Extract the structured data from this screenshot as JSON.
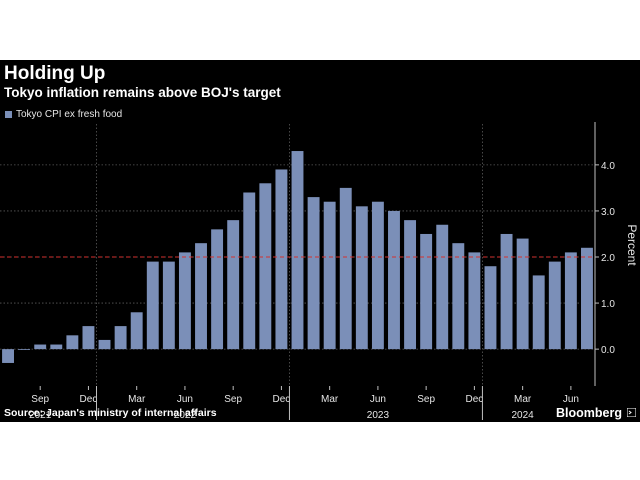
{
  "header": {
    "title": "Holding Up",
    "subtitle": "Tokyo inflation remains above BOJ's target"
  },
  "footer": {
    "source": "Source: Japan's ministry of internal affairs",
    "brand": "Bloomberg"
  },
  "colors": {
    "bar": "#7b8fb8",
    "target_line": "#d4312e",
    "background": "#000000",
    "grid": "#5a5a5a"
  },
  "chart_data": {
    "type": "bar",
    "series": [
      {
        "name": "Tokyo CPI ex fresh food",
        "x": [
          "2021-07",
          "2021-08",
          "2021-09",
          "2021-10",
          "2021-11",
          "2021-12",
          "2022-01",
          "2022-02",
          "2022-03",
          "2022-04",
          "2022-05",
          "2022-06",
          "2022-07",
          "2022-08",
          "2022-09",
          "2022-10",
          "2022-11",
          "2022-12",
          "2023-01",
          "2023-02",
          "2023-03",
          "2023-04",
          "2023-05",
          "2023-06",
          "2023-07",
          "2023-08",
          "2023-09",
          "2023-10",
          "2023-11",
          "2023-12",
          "2024-01",
          "2024-02",
          "2024-03",
          "2024-04",
          "2024-05",
          "2024-06",
          "2024-07"
        ],
        "values": [
          -0.3,
          0.0,
          0.1,
          0.1,
          0.3,
          0.5,
          0.2,
          0.5,
          0.8,
          1.9,
          1.9,
          2.1,
          2.3,
          2.6,
          2.8,
          3.4,
          3.6,
          3.9,
          4.3,
          3.3,
          3.2,
          3.5,
          3.1,
          3.2,
          3.0,
          2.8,
          2.5,
          2.7,
          2.3,
          2.1,
          1.8,
          2.5,
          2.4,
          1.6,
          1.9,
          2.1,
          2.2
        ]
      }
    ],
    "target_line": 2.0,
    "ylabel": "Percent",
    "yticks": [
      0.0,
      1.0,
      2.0,
      3.0,
      4.0
    ],
    "ytick_labels": [
      "0.0",
      "1.0",
      "2.0",
      "3.0",
      "4.0"
    ],
    "ylim": [
      -0.8,
      4.8
    ],
    "x_ticks": [
      {
        "label": "Sep",
        "at": "2021-09"
      },
      {
        "label": "Dec",
        "at": "2021-12"
      },
      {
        "label": "Mar",
        "at": "2022-03"
      },
      {
        "label": "Jun",
        "at": "2022-06"
      },
      {
        "label": "Sep",
        "at": "2022-09"
      },
      {
        "label": "Dec",
        "at": "2022-12"
      },
      {
        "label": "Mar",
        "at": "2023-03"
      },
      {
        "label": "Jun",
        "at": "2023-06"
      },
      {
        "label": "Sep",
        "at": "2023-09"
      },
      {
        "label": "Dec",
        "at": "2023-12"
      },
      {
        "label": "Mar",
        "at": "2024-03"
      },
      {
        "label": "Jun",
        "at": "2024-06"
      }
    ],
    "year_labels": [
      {
        "label": "2021",
        "at": "2021-09"
      },
      {
        "label": "2022",
        "at": "2022-06"
      },
      {
        "label": "2023",
        "at": "2023-06"
      },
      {
        "label": "2024",
        "at": "2024-03"
      }
    ],
    "grid": true,
    "legend_position": "top-left"
  }
}
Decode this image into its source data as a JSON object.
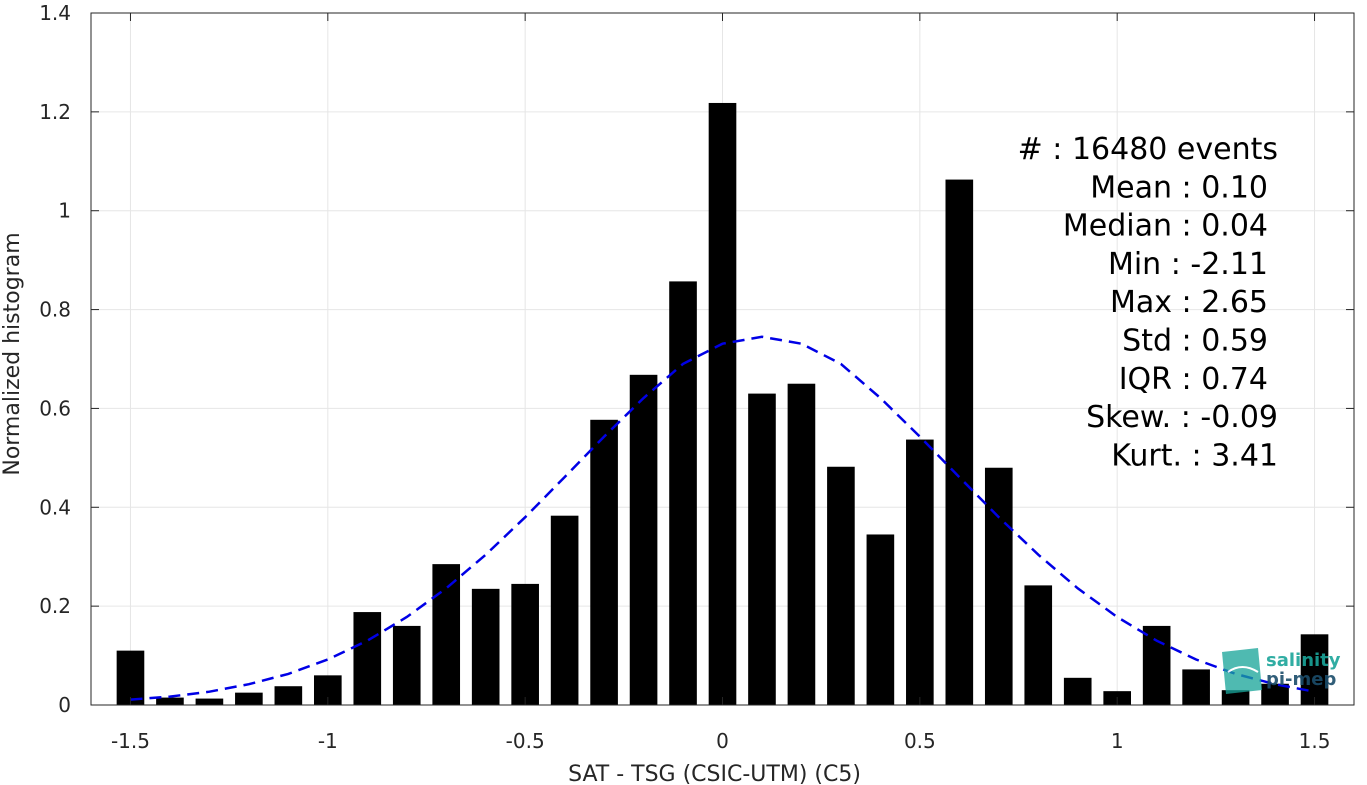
{
  "chart_data": {
    "type": "bar",
    "xlabel": "SAT - TSG (CSIC-UTM) (C5)",
    "ylabel": "Normalized histogram",
    "xlim": [
      -1.6,
      1.6
    ],
    "ylim": [
      0,
      1.4
    ],
    "grid": true,
    "x_ticks": [
      {
        "value": -1.5,
        "label": "-1.5"
      },
      {
        "value": -1.0,
        "label": "-1"
      },
      {
        "value": -0.5,
        "label": "-0.5"
      },
      {
        "value": 0.0,
        "label": "0"
      },
      {
        "value": 0.5,
        "label": "0.5"
      },
      {
        "value": 1.0,
        "label": "1"
      },
      {
        "value": 1.5,
        "label": "1.5"
      }
    ],
    "y_ticks": [
      {
        "value": 0,
        "label": "0"
      },
      {
        "value": 0.2,
        "label": "0.2"
      },
      {
        "value": 0.4,
        "label": "0.4"
      },
      {
        "value": 0.6,
        "label": "0.6"
      },
      {
        "value": 0.8,
        "label": "0.8"
      },
      {
        "value": 1.0,
        "label": "1"
      },
      {
        "value": 1.2,
        "label": "1.2"
      },
      {
        "value": 1.4,
        "label": "1.4"
      }
    ],
    "bar_width": 0.07,
    "bars": {
      "x": [
        -1.5,
        -1.4,
        -1.3,
        -1.2,
        -1.1,
        -1.0,
        -0.9,
        -0.8,
        -0.7,
        -0.6,
        -0.5,
        -0.4,
        -0.3,
        -0.2,
        -0.1,
        0.0,
        0.1,
        0.2,
        0.3,
        0.4,
        0.5,
        0.6,
        0.7,
        0.8,
        0.9,
        1.0,
        1.1,
        1.2,
        1.3,
        1.4,
        1.5
      ],
      "values": [
        0.11,
        0.015,
        0.013,
        0.025,
        0.038,
        0.06,
        0.188,
        0.16,
        0.285,
        0.235,
        0.245,
        0.383,
        0.577,
        0.668,
        0.857,
        1.218,
        0.63,
        0.65,
        0.482,
        0.345,
        0.537,
        1.063,
        0.48,
        0.242,
        0.055,
        0.028,
        0.16,
        0.072,
        0.03,
        0.043,
        0.143
      ],
      "color": "#000000"
    },
    "fit_curve": {
      "style": "dashed",
      "color": "#0000e6",
      "x": [
        -1.5,
        -1.4,
        -1.3,
        -1.2,
        -1.1,
        -1.0,
        -0.9,
        -0.8,
        -0.7,
        -0.6,
        -0.5,
        -0.4,
        -0.3,
        -0.2,
        -0.1,
        0.0,
        0.1,
        0.2,
        0.3,
        0.4,
        0.5,
        0.6,
        0.7,
        0.8,
        0.9,
        1.0,
        1.1,
        1.2,
        1.3,
        1.4,
        1.5
      ],
      "y": [
        0.011,
        0.017,
        0.027,
        0.042,
        0.063,
        0.092,
        0.13,
        0.178,
        0.236,
        0.304,
        0.38,
        0.461,
        0.543,
        0.621,
        0.69,
        0.731,
        0.745,
        0.731,
        0.69,
        0.621,
        0.543,
        0.461,
        0.38,
        0.304,
        0.236,
        0.178,
        0.13,
        0.092,
        0.063,
        0.042,
        0.027
      ]
    },
    "stats": [
      {
        "label": "#  ",
        "value": ": 16480 events"
      },
      {
        "label": "Mean ",
        "value": ": 0.10"
      },
      {
        "label": "Median ",
        "value": ": 0.04"
      },
      {
        "label": "Min ",
        "value": ": -2.11"
      },
      {
        "label": "Max ",
        "value": ": 2.65"
      },
      {
        "label": "Std ",
        "value": ": 0.59"
      },
      {
        "label": "IQR ",
        "value": ": 0.74"
      },
      {
        "label": "Skew. ",
        "value": ": -0.09"
      },
      {
        "label": "Kurt. ",
        "value": ": 3.41"
      }
    ]
  },
  "logo": {
    "line1": "salinity",
    "line2": "pi-mep",
    "color1": "#1aa59a",
    "color2": "#1b4d6b"
  }
}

══════════════════════════════

THE TASK
Repeat everything in the records precisely. Images are excluded from the copy.

COMPLETED EXERCISE
Extract the structured data from this screenshot as JSON.
{
  "header": {
    "title": "Holding Up",
    "subtitle": "Tokyo inflation remains above BOJ's target"
  },
  "footer": {
    "source": "Source: Japan's ministry of internal affairs",
    "brand": "Bloomberg"
  },
  "colors": {
    "bar": "#7b8fb8",
    "target_line": "#d4312e",
    "background": "#000000",
    "grid": "#5a5a5a"
  },
  "chart_data": {
    "type": "bar",
    "series": [
      {
        "name": "Tokyo CPI ex fresh food",
        "x": [
          "2021-07",
          "2021-08",
          "2021-09",
          "2021-10",
          "2021-11",
          "2021-12",
          "2022-01",
          "2022-02",
          "2022-03",
          "2022-04",
          "2022-05",
          "2022-06",
          "2022-07",
          "2022-08",
          "2022-09",
          "2022-10",
          "2022-11",
          "2022-12",
          "2023-01",
          "2023-02",
          "2023-03",
          "2023-04",
          "2023-05",
          "2023-06",
          "2023-07",
          "2023-08",
          "2023-09",
          "2023-10",
          "2023-11",
          "2023-12",
          "2024-01",
          "2024-02",
          "2024-03",
          "2024-04",
          "2024-05",
          "2024-06",
          "2024-07"
        ],
        "values": [
          -0.3,
          0.0,
          0.1,
          0.1,
          0.3,
          0.5,
          0.2,
          0.5,
          0.8,
          1.9,
          1.9,
          2.1,
          2.3,
          2.6,
          2.8,
          3.4,
          3.6,
          3.9,
          4.3,
          3.3,
          3.2,
          3.5,
          3.1,
          3.2,
          3.0,
          2.8,
          2.5,
          2.7,
          2.3,
          2.1,
          1.8,
          2.5,
          2.4,
          1.6,
          1.9,
          2.1,
          2.2
        ]
      }
    ],
    "target_line": 2.0,
    "ylabel": "Percent",
    "yticks": [
      0.0,
      1.0,
      2.0,
      3.0,
      4.0
    ],
    "ytick_labels": [
      "0.0",
      "1.0",
      "2.0",
      "3.0",
      "4.0"
    ],
    "ylim": [
      -0.8,
      4.8
    ],
    "x_ticks": [
      {
        "label": "Sep",
        "at": "2021-09"
      },
      {
        "label": "Dec",
        "at": "2021-12"
      },
      {
        "label": "Mar",
        "at": "2022-03"
      },
      {
        "label": "Jun",
        "at": "2022-06"
      },
      {
        "label": "Sep",
        "at": "2022-09"
      },
      {
        "label": "Dec",
        "at": "2022-12"
      },
      {
        "label": "Mar",
        "at": "2023-03"
      },
      {
        "label": "Jun",
        "at": "2023-06"
      },
      {
        "label": "Sep",
        "at": "2023-09"
      },
      {
        "label": "Dec",
        "at": "2023-12"
      },
      {
        "label": "Mar",
        "at": "2024-03"
      },
      {
        "label": "Jun",
        "at": "2024-06"
      }
    ],
    "year_labels": [
      {
        "label": "2021",
        "at": "2021-09"
      },
      {
        "label": "2022",
        "at": "2022-06"
      },
      {
        "label": "2023",
        "at": "2023-06"
      },
      {
        "label": "2024",
        "at": "2024-03"
      }
    ],
    "grid": true,
    "legend_position": "top-left"
  }
}
Decode this image into its source data as a JSON object.
{
  "chart_data": {
    "type": "bar",
    "xlabel": "SAT - TSG (CSIC-UTM) (C5)",
    "ylabel": "Normalized histogram",
    "xlim": [
      -1.6,
      1.6
    ],
    "ylim": [
      0,
      1.4
    ],
    "grid": true,
    "x_ticks": [
      {
        "value": -1.5,
        "label": "-1.5"
      },
      {
        "value": -1.0,
        "label": "-1"
      },
      {
        "value": -0.5,
        "label": "-0.5"
      },
      {
        "value": 0.0,
        "label": "0"
      },
      {
        "value": 0.5,
        "label": "0.5"
      },
      {
        "value": 1.0,
        "label": "1"
      },
      {
        "value": 1.5,
        "label": "1.5"
      }
    ],
    "y_ticks": [
      {
        "value": 0,
        "label": "0"
      },
      {
        "value": 0.2,
        "label": "0.2"
      },
      {
        "value": 0.4,
        "label": "0.4"
      },
      {
        "value": 0.6,
        "label": "0.6"
      },
      {
        "value": 0.8,
        "label": "0.8"
      },
      {
        "value": 1.0,
        "label": "1"
      },
      {
        "value": 1.2,
        "label": "1.2"
      },
      {
        "value": 1.4,
        "label": "1.4"
      }
    ],
    "bar_width": 0.07,
    "bars": {
      "x": [
        -1.5,
        -1.4,
        -1.3,
        -1.2,
        -1.1,
        -1.0,
        -0.9,
        -0.8,
        -0.7,
        -0.6,
        -0.5,
        -0.4,
        -0.3,
        -0.2,
        -0.1,
        0.0,
        0.1,
        0.2,
        0.3,
        0.4,
        0.5,
        0.6,
        0.7,
        0.8,
        0.9,
        1.0,
        1.1,
        1.2,
        1.3,
        1.4,
        1.5
      ],
      "values": [
        0.11,
        0.015,
        0.013,
        0.025,
        0.038,
        0.06,
        0.188,
        0.16,
        0.285,
        0.235,
        0.245,
        0.383,
        0.577,
        0.668,
        0.857,
        1.218,
        0.63,
        0.65,
        0.482,
        0.345,
        0.537,
        1.063,
        0.48,
        0.242,
        0.055,
        0.028,
        0.16,
        0.072,
        0.03,
        0.043,
        0.143
      ],
      "color": "#000000"
    },
    "fit_curve": {
      "style": "dashed",
      "color": "#0000e6",
      "x": [
        -1.5,
        -1.4,
        -1.3,
        -1.2,
        -1.1,
        -1.0,
        -0.9,
        -0.8,
        -0.7,
        -0.6,
        -0.5,
        -0.4,
        -0.3,
        -0.2,
        -0.1,
        0.0,
        0.1,
        0.2,
        0.3,
        0.4,
        0.5,
        0.6,
        0.7,
        0.8,
        0.9,
        1.0,
        1.1,
        1.2,
        1.3,
        1.4,
        1.5
      ],
      "y": [
        0.011,
        0.017,
        0.027,
        0.042,
        0.063,
        0.092,
        0.13,
        0.178,
        0.236,
        0.304,
        0.38,
        0.461,
        0.543,
        0.621,
        0.69,
        0.731,
        0.745,
        0.731,
        0.69,
        0.621,
        0.543,
        0.461,
        0.38,
        0.304,
        0.236,
        0.178,
        0.13,
        0.092,
        0.063,
        0.042,
        0.027
      ]
    },
    "stats": [
      {
        "label": "#  ",
        "value": ": 16480 events"
      },
      {
        "label": "Mean ",
        "value": ": 0.10"
      },
      {
        "label": "Median ",
        "value": ": 0.04"
      },
      {
        "label": "Min ",
        "value": ": -2.11"
      },
      {
        "label": "Max ",
        "value": ": 2.65"
      },
      {
        "label": "Std ",
        "value": ": 0.59"
      },
      {
        "label": "IQR ",
        "value": ": 0.74"
      },
      {
        "label": "Skew. ",
        "value": ": -0.09"
      },
      {
        "label": "Kurt. ",
        "value": ": 3.41"
      }
    ]
  },
  "logo": {
    "line1": "salinity",
    "line2": "pi-mep",
    "color1": "#1aa59a",
    "color2": "#1b4d6b"
  }
}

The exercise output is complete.